==== Records ====

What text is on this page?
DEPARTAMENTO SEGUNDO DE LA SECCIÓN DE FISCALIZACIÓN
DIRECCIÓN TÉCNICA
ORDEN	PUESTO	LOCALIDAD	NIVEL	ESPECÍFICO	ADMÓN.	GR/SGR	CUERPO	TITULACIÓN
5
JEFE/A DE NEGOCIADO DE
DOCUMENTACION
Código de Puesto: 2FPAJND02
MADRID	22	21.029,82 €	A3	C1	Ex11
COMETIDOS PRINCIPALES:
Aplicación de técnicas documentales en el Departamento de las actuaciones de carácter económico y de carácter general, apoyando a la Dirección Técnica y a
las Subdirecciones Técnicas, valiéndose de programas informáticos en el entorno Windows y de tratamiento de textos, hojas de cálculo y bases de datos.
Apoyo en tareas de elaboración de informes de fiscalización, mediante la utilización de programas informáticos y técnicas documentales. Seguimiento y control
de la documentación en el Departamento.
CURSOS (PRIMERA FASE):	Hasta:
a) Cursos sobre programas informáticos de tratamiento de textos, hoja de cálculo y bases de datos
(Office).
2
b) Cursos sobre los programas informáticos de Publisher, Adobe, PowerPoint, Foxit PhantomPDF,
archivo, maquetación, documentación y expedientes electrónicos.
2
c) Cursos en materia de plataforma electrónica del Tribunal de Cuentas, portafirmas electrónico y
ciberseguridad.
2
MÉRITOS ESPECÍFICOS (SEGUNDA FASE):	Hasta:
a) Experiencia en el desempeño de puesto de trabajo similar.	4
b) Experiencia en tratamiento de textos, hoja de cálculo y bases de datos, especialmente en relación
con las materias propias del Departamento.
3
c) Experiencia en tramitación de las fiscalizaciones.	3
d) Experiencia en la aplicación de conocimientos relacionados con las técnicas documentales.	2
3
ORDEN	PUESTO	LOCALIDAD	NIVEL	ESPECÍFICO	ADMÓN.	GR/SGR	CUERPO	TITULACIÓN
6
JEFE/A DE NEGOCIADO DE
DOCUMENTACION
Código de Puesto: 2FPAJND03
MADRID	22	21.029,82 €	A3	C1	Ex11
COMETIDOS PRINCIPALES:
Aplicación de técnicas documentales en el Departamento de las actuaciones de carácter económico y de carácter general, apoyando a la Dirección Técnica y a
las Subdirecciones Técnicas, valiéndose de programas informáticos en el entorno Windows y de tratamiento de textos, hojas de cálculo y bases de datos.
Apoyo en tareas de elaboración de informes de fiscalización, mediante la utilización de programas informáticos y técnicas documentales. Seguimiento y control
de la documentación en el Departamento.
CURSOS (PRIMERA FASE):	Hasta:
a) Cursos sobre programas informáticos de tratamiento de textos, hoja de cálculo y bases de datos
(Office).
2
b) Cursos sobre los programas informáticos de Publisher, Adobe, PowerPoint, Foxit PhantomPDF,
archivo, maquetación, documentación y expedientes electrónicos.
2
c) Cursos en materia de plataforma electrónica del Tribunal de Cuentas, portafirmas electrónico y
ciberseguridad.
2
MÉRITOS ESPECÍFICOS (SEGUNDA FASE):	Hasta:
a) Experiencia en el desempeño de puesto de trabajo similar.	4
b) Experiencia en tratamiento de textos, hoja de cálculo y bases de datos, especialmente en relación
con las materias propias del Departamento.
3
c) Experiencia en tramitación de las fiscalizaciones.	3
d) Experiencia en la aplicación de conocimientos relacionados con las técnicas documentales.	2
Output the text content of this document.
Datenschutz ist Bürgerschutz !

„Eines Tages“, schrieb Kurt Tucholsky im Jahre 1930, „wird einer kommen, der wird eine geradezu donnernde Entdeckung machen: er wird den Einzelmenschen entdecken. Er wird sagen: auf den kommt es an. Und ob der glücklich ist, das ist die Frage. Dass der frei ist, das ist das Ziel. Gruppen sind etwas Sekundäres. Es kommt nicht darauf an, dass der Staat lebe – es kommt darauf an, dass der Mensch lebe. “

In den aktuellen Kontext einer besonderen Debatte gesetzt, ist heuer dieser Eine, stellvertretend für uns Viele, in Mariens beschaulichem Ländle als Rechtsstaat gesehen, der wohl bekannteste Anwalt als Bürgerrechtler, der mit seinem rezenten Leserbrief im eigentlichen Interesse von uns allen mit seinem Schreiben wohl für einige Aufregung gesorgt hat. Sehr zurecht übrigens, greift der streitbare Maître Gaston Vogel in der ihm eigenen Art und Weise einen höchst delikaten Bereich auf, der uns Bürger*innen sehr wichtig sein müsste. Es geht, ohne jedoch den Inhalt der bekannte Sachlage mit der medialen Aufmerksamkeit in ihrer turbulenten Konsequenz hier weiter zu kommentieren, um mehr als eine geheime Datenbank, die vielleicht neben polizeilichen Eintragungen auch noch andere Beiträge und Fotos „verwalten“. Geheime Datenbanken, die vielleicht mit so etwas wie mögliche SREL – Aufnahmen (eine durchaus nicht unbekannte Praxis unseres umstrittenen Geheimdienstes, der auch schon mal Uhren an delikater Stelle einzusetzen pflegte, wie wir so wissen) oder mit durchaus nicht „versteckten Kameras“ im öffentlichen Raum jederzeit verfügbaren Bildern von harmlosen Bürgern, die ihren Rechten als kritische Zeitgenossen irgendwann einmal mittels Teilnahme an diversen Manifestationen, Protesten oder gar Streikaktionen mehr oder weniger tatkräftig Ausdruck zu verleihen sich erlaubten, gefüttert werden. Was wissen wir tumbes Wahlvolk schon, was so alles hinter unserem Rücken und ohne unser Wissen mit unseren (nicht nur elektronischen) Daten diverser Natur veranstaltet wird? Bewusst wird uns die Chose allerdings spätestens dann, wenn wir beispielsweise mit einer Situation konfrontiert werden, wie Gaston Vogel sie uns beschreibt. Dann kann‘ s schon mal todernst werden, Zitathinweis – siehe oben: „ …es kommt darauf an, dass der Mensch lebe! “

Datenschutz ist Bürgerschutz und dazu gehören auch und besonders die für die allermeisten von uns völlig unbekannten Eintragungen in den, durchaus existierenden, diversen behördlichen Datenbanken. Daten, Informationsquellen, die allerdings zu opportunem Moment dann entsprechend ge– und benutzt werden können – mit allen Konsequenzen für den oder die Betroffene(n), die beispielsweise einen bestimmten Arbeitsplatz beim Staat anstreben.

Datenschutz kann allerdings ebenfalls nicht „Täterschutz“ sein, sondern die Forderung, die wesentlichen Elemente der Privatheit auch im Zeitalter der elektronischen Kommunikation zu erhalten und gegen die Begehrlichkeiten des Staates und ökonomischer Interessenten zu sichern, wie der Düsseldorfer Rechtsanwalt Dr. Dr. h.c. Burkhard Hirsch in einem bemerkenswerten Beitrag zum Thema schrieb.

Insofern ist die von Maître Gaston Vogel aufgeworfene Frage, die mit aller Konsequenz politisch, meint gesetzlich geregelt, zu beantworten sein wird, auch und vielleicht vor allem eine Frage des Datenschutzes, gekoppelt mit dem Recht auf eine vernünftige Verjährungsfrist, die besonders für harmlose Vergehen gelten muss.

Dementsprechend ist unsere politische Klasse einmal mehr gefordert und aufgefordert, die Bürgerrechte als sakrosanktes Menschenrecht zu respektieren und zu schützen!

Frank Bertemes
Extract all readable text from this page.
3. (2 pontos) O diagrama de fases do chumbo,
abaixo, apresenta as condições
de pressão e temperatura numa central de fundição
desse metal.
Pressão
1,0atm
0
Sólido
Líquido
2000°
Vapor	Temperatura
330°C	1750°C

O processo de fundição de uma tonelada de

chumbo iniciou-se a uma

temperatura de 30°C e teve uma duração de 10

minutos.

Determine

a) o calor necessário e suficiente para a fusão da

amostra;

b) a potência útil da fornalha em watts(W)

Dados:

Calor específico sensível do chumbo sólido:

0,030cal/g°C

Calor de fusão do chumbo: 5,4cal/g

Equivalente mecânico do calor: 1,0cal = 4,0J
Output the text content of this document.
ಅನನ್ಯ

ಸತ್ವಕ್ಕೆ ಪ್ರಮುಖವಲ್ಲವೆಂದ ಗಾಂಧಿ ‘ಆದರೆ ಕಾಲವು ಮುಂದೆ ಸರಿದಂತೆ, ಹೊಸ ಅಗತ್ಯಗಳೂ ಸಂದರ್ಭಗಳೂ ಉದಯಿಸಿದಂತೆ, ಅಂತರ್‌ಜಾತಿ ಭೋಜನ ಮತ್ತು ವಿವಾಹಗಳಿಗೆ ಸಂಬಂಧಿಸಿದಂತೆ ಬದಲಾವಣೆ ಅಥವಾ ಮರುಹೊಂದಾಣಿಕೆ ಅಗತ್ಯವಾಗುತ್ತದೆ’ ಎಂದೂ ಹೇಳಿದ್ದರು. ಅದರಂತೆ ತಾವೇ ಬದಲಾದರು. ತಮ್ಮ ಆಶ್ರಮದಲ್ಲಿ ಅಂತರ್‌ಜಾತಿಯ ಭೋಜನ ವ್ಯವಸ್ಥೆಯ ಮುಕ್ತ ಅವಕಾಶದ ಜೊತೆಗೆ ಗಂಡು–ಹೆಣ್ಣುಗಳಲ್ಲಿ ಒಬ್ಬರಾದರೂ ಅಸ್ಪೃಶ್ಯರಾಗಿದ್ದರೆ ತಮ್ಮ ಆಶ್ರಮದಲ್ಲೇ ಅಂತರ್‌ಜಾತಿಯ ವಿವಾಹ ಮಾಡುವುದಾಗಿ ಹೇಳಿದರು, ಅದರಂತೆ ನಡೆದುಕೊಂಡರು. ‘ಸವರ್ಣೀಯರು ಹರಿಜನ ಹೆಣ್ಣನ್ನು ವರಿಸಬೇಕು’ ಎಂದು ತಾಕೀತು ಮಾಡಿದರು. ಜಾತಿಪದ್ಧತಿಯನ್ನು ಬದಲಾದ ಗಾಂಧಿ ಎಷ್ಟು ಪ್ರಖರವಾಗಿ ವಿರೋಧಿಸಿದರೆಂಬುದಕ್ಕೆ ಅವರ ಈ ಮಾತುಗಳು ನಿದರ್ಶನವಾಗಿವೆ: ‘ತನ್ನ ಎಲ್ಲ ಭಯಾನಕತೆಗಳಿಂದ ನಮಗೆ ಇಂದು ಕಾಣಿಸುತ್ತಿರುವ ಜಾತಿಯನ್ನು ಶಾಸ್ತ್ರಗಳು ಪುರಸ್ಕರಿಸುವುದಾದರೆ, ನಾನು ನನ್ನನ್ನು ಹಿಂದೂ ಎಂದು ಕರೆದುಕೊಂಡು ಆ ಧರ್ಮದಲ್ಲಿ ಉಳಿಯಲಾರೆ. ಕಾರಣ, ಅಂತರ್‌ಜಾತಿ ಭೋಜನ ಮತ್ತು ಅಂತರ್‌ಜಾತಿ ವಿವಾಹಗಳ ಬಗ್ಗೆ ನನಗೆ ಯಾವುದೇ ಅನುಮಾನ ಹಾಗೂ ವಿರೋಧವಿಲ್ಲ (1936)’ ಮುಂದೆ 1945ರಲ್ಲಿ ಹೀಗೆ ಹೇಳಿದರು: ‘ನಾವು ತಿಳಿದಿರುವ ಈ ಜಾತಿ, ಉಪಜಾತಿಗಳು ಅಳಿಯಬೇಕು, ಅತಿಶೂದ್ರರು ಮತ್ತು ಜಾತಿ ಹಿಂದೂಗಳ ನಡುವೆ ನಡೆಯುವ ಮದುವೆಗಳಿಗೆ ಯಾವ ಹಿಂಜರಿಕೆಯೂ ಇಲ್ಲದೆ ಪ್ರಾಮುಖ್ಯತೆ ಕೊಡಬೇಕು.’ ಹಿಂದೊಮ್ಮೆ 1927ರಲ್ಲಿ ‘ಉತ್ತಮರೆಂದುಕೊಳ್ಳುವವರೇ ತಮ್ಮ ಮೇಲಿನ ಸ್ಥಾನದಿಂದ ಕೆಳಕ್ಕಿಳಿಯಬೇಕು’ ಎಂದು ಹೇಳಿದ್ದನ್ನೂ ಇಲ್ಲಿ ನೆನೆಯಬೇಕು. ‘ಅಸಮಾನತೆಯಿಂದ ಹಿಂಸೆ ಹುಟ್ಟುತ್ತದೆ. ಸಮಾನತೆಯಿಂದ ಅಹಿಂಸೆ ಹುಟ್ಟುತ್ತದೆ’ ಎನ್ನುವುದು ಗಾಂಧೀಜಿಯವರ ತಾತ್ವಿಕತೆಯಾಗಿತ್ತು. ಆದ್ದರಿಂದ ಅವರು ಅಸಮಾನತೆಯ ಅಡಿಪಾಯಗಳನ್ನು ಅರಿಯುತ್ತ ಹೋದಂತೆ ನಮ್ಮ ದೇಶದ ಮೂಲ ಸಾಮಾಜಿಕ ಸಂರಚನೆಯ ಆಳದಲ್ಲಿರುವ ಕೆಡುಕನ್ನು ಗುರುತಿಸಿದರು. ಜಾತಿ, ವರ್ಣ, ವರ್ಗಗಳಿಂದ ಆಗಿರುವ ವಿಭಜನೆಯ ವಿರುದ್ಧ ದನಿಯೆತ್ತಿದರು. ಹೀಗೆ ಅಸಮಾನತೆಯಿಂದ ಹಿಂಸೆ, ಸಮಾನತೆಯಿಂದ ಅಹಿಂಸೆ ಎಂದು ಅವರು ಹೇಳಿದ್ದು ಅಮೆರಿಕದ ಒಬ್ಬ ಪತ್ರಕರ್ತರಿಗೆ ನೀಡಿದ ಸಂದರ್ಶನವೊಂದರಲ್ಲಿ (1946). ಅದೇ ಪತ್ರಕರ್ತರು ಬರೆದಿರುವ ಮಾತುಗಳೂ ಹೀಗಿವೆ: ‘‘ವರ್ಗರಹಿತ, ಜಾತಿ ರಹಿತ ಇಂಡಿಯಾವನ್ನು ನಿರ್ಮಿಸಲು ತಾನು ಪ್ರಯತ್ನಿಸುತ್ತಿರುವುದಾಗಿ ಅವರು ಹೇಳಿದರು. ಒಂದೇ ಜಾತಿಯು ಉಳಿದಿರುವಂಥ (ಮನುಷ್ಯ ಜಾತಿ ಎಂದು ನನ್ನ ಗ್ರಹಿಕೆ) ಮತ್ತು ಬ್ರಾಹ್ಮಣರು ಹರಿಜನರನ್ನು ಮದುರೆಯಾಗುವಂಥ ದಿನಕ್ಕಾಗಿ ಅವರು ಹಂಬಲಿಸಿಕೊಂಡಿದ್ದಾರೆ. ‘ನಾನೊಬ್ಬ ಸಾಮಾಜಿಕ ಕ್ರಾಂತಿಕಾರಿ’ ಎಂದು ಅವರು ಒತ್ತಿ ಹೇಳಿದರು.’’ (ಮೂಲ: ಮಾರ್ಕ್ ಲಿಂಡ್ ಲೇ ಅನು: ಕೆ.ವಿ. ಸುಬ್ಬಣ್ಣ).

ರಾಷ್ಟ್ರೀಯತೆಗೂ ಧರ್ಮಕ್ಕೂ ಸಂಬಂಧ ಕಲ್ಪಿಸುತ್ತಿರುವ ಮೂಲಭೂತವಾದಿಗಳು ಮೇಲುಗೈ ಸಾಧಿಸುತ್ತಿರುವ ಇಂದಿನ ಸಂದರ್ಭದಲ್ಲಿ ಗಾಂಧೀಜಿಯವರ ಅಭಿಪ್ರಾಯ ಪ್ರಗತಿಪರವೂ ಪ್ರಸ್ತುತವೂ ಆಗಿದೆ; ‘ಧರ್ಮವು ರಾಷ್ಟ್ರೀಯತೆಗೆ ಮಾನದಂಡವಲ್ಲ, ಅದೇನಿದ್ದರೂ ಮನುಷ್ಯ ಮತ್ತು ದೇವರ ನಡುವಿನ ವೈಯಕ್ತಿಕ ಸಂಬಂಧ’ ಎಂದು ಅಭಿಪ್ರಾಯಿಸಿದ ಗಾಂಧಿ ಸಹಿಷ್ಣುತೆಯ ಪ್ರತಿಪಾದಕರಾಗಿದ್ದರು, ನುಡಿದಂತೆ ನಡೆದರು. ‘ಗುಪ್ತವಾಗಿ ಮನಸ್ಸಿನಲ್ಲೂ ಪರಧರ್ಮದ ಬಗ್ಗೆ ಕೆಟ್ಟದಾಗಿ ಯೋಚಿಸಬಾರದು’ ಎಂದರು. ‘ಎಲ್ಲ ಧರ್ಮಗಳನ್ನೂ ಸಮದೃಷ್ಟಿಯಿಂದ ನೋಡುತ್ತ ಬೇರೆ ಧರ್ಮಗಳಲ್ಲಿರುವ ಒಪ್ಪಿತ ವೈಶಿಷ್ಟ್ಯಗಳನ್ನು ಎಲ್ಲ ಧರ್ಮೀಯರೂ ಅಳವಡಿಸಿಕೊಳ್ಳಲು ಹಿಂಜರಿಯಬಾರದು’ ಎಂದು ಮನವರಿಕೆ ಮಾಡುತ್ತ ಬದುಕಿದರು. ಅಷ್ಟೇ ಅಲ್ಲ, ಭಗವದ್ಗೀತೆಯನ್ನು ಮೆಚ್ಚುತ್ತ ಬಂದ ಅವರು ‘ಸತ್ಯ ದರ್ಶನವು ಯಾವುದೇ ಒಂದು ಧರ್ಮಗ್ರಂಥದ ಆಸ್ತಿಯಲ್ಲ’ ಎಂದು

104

====

Brief: Filter the records for lines holding the string "fusão". Copy each one.

Output of the exercise:
a) o calor necessário e suficiente para a fusão da
Calor de fusão do chumbo: 5,4cal/g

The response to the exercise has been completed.